(Stored records)
****************************************

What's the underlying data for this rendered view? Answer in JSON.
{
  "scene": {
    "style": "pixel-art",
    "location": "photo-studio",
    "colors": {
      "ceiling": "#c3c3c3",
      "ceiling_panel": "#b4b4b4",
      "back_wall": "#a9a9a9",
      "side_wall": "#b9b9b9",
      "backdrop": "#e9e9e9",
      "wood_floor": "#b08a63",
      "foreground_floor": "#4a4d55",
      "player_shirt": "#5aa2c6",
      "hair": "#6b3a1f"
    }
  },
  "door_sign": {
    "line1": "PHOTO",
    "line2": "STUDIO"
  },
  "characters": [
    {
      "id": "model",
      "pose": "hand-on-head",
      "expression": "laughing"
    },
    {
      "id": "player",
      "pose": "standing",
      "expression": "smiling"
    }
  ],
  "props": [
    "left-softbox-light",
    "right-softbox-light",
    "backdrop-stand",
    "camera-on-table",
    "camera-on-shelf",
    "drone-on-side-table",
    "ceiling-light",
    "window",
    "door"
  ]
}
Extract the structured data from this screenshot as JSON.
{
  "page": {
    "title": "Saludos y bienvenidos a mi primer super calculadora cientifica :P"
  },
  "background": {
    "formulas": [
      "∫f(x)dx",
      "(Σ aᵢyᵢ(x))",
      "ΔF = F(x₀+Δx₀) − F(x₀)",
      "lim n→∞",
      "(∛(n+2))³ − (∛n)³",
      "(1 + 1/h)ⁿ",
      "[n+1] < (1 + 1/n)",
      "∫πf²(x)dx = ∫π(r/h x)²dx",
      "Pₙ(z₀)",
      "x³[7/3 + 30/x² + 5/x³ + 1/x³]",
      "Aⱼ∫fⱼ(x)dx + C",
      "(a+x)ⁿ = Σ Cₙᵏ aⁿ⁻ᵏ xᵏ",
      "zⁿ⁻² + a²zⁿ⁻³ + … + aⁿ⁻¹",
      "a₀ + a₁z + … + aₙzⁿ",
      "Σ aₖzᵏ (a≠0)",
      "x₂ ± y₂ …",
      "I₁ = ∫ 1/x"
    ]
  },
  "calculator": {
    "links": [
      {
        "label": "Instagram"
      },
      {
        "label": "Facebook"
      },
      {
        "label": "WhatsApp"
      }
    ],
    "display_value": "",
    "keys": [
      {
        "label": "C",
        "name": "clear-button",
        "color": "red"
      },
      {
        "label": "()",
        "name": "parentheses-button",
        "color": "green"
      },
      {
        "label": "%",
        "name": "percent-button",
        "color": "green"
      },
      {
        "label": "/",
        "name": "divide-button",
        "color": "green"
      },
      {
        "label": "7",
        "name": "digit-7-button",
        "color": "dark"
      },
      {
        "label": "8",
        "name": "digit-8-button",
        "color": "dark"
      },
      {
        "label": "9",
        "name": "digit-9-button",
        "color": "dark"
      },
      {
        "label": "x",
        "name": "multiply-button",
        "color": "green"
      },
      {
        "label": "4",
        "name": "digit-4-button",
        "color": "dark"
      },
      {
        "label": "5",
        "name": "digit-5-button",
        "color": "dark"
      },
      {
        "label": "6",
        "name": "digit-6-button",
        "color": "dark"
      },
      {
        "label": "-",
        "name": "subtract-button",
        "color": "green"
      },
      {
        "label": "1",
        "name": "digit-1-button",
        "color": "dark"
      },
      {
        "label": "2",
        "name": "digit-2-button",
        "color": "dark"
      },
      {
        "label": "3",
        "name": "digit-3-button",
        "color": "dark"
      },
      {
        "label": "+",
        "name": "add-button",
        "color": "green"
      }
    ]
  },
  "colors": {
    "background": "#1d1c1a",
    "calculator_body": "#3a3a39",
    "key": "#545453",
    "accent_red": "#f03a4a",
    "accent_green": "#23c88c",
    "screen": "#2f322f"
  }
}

****************************************

** WORK REQUIRED **
Return each line with "digit".

** ANSWER TO THIS EXERCISE **
        "name": "digit-7-button",
        "name": "digit-8-button",
        "name": "digit-9-button",
        "name": "digit-4-button",
        "name": "digit-5-button",
        "name": "digit-6-button",
        "name": "digit-1-button",
        "name": "digit-2-button",
        "name": "digit-3-button",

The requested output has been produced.